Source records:
>> start
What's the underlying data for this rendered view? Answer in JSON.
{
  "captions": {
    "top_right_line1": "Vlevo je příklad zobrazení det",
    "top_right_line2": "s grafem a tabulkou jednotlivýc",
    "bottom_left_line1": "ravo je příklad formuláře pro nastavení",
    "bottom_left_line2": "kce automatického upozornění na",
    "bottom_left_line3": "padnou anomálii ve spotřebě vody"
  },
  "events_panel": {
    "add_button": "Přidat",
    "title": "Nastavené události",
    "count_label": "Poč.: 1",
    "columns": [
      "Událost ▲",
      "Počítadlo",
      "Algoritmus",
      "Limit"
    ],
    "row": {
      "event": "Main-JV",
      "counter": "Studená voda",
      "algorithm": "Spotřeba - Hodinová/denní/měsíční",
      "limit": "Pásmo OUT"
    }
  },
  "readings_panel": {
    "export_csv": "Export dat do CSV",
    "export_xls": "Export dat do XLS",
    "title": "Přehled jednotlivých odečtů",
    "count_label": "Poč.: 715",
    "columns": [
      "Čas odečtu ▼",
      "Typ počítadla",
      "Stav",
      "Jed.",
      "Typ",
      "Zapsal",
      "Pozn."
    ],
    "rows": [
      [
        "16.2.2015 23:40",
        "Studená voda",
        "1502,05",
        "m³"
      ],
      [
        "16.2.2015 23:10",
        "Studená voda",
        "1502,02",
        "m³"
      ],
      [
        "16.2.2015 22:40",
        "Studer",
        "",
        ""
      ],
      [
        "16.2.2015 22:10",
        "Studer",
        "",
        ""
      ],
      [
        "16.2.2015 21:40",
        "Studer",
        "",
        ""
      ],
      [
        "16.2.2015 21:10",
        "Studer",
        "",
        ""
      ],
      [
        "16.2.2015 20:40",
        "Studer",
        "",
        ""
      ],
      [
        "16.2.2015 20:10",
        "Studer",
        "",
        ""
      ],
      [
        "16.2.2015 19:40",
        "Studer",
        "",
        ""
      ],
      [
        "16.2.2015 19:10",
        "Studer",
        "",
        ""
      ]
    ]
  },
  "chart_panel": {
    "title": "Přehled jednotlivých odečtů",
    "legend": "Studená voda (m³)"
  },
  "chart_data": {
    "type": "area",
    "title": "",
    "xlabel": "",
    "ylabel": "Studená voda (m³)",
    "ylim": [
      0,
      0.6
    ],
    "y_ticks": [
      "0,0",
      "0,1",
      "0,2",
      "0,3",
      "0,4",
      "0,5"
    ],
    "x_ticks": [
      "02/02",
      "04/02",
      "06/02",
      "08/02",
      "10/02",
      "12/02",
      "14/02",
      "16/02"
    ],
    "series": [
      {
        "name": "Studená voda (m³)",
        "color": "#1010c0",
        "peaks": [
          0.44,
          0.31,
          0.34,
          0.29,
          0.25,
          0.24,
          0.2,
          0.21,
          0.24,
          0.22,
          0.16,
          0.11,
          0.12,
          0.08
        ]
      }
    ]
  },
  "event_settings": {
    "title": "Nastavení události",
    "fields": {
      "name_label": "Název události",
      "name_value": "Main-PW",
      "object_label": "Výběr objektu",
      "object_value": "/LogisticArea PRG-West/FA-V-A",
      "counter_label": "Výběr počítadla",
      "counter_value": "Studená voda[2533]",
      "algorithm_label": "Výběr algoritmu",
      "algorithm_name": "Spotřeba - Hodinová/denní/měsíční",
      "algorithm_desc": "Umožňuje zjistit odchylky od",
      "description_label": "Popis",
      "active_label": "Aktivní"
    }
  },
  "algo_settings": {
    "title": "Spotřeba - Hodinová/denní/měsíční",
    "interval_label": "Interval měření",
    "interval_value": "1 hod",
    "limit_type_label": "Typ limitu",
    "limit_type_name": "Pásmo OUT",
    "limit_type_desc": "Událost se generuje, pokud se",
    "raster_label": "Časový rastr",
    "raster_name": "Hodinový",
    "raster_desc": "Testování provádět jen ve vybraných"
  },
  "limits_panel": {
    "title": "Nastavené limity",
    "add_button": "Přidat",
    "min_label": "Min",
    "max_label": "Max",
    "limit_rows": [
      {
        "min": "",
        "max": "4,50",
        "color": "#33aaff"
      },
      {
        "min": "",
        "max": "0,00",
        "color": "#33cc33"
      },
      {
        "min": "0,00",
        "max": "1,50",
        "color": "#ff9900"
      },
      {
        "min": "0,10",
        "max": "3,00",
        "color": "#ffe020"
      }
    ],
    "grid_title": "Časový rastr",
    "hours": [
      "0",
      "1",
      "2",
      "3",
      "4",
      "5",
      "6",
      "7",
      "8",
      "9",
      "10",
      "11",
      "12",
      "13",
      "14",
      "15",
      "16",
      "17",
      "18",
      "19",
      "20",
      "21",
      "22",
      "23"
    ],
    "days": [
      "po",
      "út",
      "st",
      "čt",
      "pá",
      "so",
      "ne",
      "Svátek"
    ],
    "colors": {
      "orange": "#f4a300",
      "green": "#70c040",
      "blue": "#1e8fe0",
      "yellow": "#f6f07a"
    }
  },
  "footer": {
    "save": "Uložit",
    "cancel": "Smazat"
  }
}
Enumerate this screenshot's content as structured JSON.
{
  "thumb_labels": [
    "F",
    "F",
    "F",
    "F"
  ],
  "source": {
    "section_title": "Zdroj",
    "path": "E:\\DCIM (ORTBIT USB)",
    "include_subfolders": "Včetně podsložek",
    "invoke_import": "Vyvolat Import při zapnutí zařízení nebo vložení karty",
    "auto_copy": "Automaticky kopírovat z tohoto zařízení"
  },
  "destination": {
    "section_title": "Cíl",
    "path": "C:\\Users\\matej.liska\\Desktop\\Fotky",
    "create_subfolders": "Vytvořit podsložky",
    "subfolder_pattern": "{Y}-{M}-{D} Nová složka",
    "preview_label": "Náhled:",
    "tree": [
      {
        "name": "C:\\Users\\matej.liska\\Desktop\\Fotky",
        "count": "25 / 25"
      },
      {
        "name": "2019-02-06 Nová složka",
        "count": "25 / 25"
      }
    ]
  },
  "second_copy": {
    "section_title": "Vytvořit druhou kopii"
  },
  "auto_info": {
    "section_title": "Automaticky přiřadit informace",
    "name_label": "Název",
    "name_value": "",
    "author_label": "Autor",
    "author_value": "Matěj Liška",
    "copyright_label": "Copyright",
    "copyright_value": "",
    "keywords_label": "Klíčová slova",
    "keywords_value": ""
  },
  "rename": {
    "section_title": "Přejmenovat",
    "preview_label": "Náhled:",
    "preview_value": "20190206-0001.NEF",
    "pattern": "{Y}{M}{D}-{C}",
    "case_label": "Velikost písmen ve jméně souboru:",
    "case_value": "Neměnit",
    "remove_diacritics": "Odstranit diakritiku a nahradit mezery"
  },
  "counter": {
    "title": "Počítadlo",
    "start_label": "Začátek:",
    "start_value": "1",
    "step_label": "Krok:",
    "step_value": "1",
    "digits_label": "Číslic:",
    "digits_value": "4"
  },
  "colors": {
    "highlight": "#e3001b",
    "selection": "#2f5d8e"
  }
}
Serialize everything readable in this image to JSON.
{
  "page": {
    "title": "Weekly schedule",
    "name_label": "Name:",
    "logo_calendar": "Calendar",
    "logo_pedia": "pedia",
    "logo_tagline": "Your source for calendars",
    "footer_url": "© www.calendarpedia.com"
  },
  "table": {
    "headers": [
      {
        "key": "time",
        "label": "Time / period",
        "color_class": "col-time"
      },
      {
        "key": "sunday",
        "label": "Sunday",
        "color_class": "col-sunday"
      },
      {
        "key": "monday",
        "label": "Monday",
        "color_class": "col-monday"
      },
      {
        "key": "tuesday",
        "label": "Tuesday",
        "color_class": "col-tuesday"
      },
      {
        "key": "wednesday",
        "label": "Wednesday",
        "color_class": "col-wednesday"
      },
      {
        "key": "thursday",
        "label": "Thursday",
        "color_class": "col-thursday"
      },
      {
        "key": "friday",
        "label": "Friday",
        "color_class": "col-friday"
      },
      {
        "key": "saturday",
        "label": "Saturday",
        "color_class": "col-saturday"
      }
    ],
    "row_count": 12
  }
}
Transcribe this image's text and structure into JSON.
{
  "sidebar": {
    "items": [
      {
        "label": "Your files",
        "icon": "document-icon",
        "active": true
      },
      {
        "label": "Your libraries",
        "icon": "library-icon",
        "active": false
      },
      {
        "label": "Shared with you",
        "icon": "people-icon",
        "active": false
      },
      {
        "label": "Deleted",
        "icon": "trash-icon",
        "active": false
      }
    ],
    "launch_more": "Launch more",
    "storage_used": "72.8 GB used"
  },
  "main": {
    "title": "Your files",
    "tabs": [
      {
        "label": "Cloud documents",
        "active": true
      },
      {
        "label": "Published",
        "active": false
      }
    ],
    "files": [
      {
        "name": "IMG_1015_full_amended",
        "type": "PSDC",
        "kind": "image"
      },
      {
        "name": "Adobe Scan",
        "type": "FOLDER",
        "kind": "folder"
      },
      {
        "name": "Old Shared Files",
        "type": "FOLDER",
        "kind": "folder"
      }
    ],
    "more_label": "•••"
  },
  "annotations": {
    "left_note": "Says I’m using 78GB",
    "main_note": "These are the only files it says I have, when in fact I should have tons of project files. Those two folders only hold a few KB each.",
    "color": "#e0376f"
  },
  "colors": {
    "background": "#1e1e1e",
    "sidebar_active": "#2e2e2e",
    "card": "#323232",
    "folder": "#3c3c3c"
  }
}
>> end
WHAT YOU WILL DO: Select every line in the material above where the string "Výběr" occurs, and copy it.

WRITTEN ANSWER:
      "object_label": "Výběr objektu",
      "counter_label": "Výběr počítadla",
      "algorithm_label": "Výběr algoritmu",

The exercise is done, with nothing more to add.